Prompt.
Set down the stretch of material below from its start through the line containing "question-line: b.Sleeve Hub xyxy=(116,814,174,826)", with every line unchanged.

>>>

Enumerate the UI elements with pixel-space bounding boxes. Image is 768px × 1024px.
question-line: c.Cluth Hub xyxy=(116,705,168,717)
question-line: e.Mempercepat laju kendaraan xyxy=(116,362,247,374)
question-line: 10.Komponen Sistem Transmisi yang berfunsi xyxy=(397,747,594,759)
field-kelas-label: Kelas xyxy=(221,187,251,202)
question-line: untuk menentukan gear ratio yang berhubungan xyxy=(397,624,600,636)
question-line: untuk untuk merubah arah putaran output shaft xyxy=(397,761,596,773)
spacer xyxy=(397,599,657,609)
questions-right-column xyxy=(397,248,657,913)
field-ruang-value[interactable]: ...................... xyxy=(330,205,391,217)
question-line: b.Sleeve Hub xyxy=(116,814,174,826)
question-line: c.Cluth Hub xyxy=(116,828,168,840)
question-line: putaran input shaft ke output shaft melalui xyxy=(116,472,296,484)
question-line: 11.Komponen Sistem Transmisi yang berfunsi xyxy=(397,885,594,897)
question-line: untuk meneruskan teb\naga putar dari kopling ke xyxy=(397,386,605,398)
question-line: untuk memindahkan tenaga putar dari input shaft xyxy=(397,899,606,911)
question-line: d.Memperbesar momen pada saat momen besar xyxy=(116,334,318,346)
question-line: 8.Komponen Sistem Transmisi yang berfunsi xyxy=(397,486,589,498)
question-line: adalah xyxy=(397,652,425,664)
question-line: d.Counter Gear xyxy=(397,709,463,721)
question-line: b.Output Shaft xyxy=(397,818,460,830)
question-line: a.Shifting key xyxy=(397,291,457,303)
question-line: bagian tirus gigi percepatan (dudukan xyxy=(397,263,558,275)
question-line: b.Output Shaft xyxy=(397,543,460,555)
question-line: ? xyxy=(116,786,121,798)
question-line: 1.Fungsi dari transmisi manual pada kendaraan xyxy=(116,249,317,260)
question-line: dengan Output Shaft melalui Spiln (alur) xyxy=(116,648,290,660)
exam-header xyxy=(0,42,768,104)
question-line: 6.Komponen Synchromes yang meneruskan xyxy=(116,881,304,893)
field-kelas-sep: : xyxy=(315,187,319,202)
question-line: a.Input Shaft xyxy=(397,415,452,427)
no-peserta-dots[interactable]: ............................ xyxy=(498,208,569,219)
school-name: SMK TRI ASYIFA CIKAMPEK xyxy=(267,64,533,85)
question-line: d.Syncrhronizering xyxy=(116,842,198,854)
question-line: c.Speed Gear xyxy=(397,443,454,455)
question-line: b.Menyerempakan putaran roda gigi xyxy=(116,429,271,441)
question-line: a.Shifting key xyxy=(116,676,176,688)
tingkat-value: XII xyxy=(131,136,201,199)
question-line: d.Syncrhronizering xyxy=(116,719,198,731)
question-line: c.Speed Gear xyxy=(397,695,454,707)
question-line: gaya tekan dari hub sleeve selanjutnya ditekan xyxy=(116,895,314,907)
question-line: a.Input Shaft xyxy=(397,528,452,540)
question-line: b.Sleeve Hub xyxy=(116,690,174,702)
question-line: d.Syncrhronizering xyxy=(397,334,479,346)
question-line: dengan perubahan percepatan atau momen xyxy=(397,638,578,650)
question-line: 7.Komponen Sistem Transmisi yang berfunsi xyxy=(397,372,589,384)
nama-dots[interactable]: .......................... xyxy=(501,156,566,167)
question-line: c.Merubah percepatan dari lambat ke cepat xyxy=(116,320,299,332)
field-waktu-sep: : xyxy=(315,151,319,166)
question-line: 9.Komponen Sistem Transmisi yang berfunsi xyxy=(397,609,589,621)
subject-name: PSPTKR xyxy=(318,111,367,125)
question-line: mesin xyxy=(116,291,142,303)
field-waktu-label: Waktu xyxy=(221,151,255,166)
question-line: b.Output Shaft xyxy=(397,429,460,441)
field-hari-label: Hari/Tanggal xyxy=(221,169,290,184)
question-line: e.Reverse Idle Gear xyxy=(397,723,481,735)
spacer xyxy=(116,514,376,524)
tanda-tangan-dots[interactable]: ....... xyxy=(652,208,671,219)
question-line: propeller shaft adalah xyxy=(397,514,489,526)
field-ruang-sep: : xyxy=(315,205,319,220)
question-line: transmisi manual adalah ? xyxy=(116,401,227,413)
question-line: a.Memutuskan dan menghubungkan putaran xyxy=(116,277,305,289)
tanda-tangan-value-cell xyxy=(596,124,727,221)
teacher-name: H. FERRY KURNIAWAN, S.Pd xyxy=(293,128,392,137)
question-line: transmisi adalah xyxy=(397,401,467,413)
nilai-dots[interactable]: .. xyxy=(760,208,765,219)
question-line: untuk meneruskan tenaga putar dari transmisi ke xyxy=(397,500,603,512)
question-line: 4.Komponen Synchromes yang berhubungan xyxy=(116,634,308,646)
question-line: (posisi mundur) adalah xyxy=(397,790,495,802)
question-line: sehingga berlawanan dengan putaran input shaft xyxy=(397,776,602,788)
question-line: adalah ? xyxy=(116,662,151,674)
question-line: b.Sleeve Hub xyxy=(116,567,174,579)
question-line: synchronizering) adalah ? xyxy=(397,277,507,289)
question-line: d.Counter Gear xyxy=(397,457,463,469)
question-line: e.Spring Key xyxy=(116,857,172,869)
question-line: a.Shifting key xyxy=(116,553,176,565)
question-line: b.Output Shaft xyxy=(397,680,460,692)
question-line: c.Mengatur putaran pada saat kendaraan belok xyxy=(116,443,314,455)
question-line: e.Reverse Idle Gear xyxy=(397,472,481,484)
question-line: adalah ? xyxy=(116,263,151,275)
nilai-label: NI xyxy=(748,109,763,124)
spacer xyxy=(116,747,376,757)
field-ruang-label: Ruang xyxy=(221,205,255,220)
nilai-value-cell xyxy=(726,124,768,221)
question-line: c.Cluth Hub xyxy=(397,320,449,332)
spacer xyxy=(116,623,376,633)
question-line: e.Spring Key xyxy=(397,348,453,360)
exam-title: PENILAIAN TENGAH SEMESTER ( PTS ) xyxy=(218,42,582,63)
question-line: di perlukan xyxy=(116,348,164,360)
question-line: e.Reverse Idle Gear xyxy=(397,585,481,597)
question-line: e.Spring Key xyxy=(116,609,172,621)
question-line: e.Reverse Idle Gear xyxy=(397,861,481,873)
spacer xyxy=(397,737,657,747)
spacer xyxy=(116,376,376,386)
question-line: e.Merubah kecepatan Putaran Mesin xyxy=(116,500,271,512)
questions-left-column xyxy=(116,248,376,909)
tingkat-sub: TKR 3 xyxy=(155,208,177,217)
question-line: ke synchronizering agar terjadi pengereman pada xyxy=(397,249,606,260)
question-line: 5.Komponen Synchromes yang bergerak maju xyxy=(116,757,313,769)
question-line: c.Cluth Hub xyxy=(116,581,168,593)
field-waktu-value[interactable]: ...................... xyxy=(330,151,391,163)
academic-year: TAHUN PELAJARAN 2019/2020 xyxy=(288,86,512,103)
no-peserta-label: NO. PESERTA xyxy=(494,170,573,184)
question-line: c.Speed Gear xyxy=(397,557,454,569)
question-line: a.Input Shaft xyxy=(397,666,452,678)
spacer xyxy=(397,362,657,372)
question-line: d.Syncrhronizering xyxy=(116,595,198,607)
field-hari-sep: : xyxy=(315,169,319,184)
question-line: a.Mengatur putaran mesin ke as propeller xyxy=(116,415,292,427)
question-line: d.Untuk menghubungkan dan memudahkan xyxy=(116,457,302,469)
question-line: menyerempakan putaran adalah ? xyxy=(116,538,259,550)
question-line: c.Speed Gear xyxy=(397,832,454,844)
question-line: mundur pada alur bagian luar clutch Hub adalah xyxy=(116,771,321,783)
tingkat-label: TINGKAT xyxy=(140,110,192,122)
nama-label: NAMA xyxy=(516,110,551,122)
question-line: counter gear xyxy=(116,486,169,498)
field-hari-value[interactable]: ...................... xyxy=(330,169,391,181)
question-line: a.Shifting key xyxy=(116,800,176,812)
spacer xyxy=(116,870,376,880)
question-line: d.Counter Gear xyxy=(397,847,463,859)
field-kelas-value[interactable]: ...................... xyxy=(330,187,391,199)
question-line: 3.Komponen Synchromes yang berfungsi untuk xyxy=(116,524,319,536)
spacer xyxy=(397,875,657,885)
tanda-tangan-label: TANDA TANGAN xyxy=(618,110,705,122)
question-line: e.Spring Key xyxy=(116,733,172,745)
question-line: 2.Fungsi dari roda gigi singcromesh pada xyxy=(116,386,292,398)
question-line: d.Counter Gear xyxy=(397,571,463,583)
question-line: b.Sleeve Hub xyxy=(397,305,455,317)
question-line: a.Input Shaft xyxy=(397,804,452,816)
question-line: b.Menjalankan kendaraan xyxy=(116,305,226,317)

<<<

Finished exercise.
Enumerate the UI elements with pixel-space bounding boxes. Image is 768px × 1024px.
question-line: c.Cluth Hub xyxy=(116,705,168,717)
question-line: e.Mempercepat laju kendaraan xyxy=(116,362,247,374)
question-line: 10.Komponen Sistem Transmisi yang berfunsi xyxy=(397,747,594,759)
field-kelas-label: Kelas xyxy=(221,187,251,202)
question-line: untuk menentukan gear ratio yang berhubungan xyxy=(397,624,600,636)
question-line: untuk untuk merubah arah putaran output shaft xyxy=(397,761,596,773)
spacer xyxy=(397,599,657,609)
questions-right-column xyxy=(397,248,657,913)
field-ruang-value[interactable]: ...................... xyxy=(330,205,391,217)
question-line: b.Sleeve Hub xyxy=(116,814,174,826)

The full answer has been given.